--- begin Extracted entries ---
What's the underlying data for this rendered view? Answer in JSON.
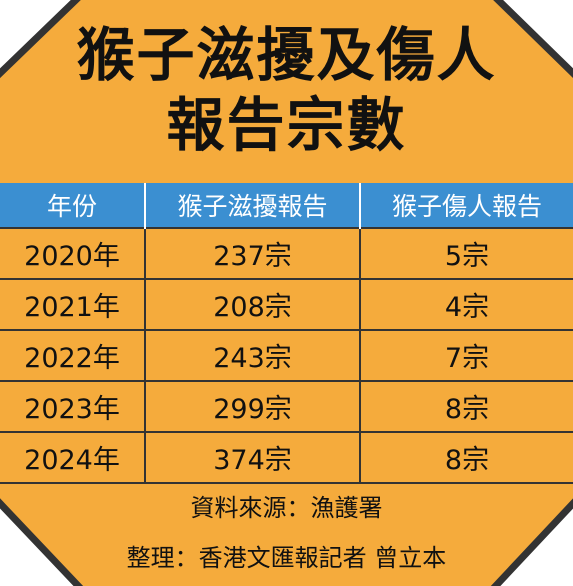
{
  "title": {
    "lines": [
      "猴子滋擾及傷人",
      "報告宗數"
    ]
  },
  "table": {
    "header": [
      "年份",
      "猴子滋擾報告",
      "猴子傷人報告"
    ],
    "rows": [
      [
        "2020年",
        "237宗",
        "5宗"
      ],
      [
        "2021年",
        "208宗",
        "4宗"
      ],
      [
        "2022年",
        "243宗",
        "7宗"
      ],
      [
        "2023年",
        "299宗",
        "8宗"
      ],
      [
        "2024年",
        "374宗",
        "8宗"
      ]
    ]
  },
  "footer": {
    "source": "資料來源：漁護署",
    "credit": "整理：香港文匯報記者 曾立本"
  }
}
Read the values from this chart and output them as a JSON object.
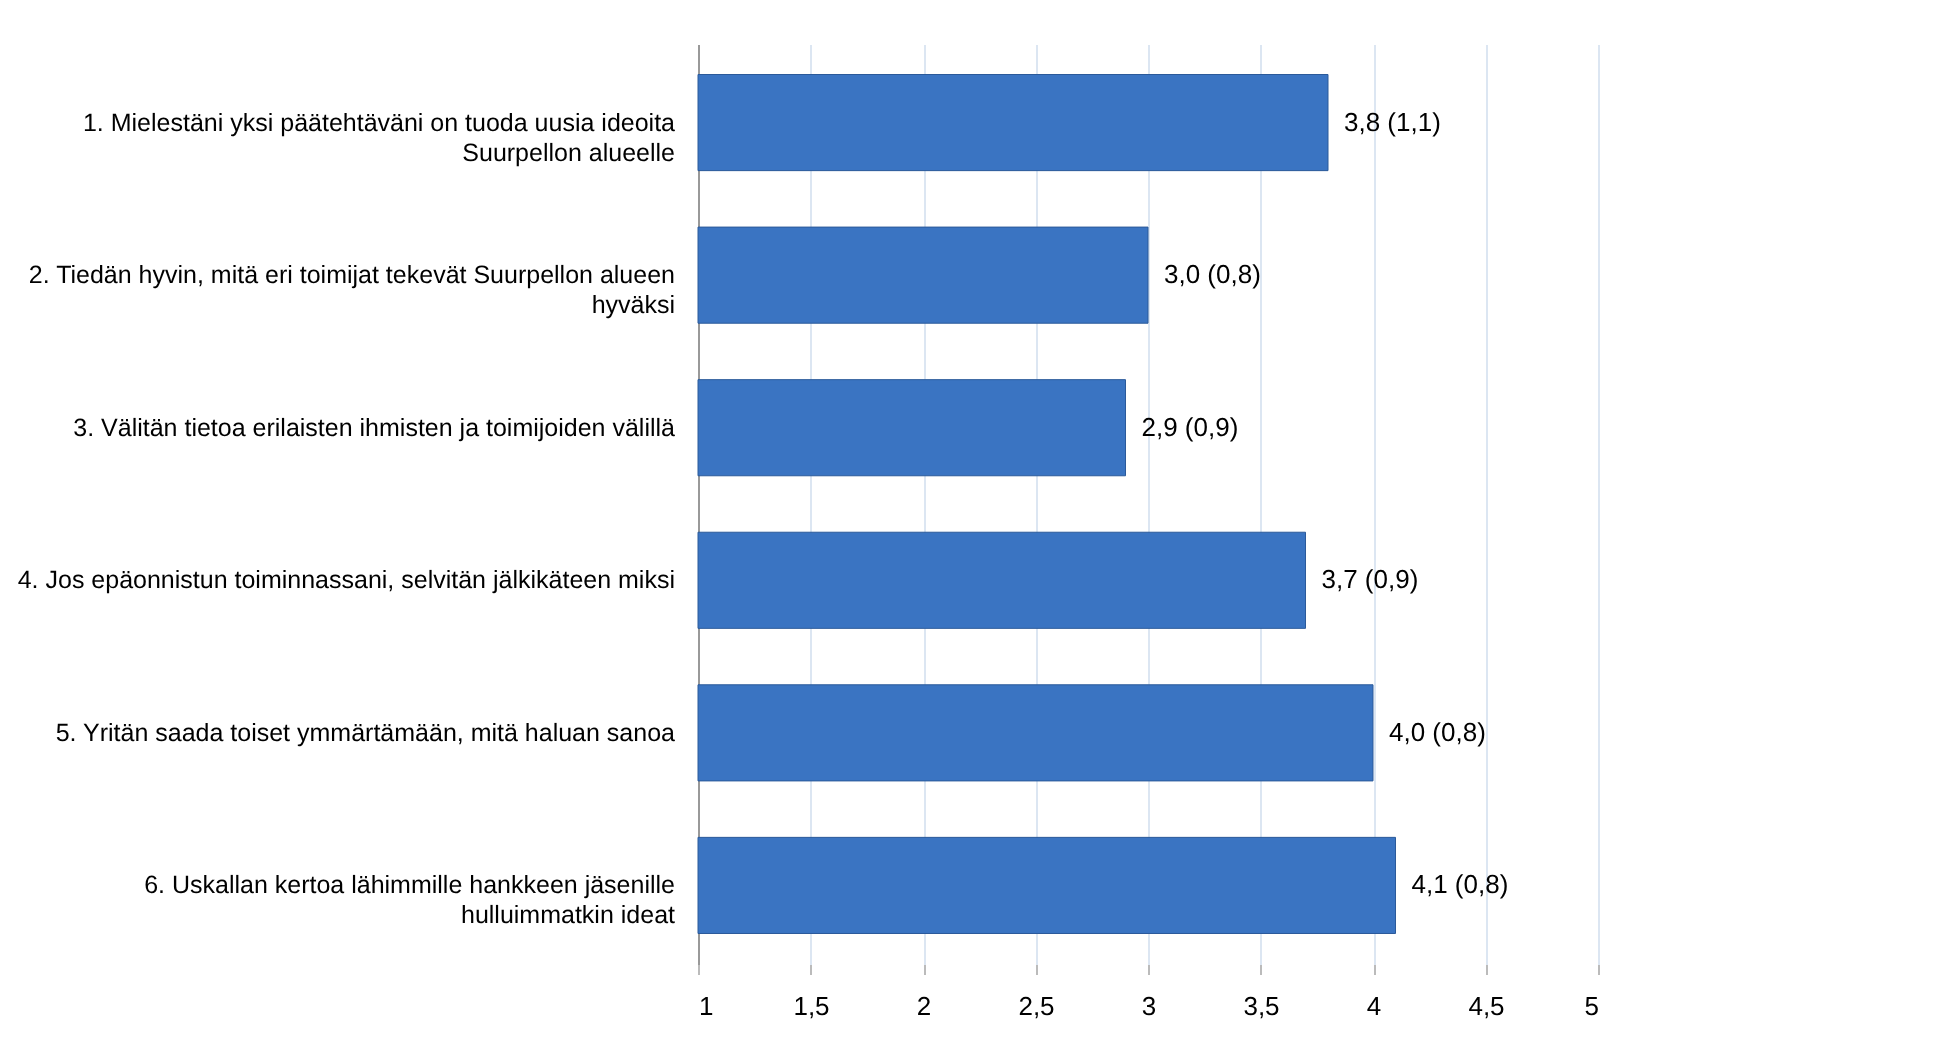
{
  "chart_data": {
    "type": "bar",
    "orientation": "horizontal",
    "categories": [
      "1. Mielestäni yksi päätehtäväni on tuoda uusia ideoita Suurpellon alueelle",
      "2. Tiedän hyvin, mitä eri toimijat tekevät Suurpellon alueen hyväksi",
      "3. Välitän tietoa erilaisten ihmisten ja toimijoiden välillä",
      "4. Jos epäonnistun toiminnassani, selvitän jälkikäteen miksi",
      "5. Yritän saada toiset ymmärtämään, mitä haluan sanoa",
      "6. Uskallan kertoa lähimmille hankkeen jäsenille hulluimmatkin ideat"
    ],
    "values": [
      3.8,
      3.0,
      2.9,
      3.7,
      4.0,
      4.1
    ],
    "value_labels": [
      "3,8 (1,1)",
      "3,0 (0,8)",
      "2,9 (0,9)",
      "3,7 (0,9)",
      "4,0 (0,8)",
      "4,1 (0,8)"
    ],
    "color": "#3a74c2",
    "xlim": [
      1,
      5
    ],
    "xticks": [
      1,
      {
        "value": 1.5,
        "label": "1,5"
      },
      2,
      {
        "value": 2.5,
        "label": "2,5"
      },
      3,
      {
        "value": 3.5,
        "label": "3,5"
      },
      4,
      {
        "value": 4.5,
        "label": "4,5"
      },
      5
    ],
    "grid": "x"
  }
}
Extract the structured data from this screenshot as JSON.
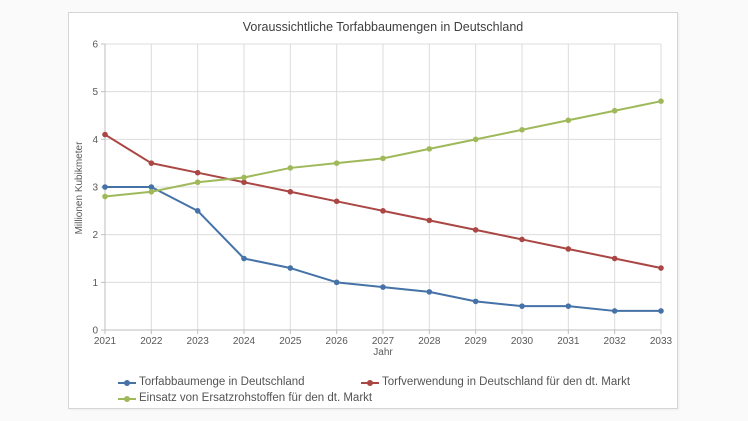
--- end Extracted entries ---
What to work on —
Extract each line holding the string "values".

Expected answer —
Read the values from this chart and output them as a JSON object.
    "values": [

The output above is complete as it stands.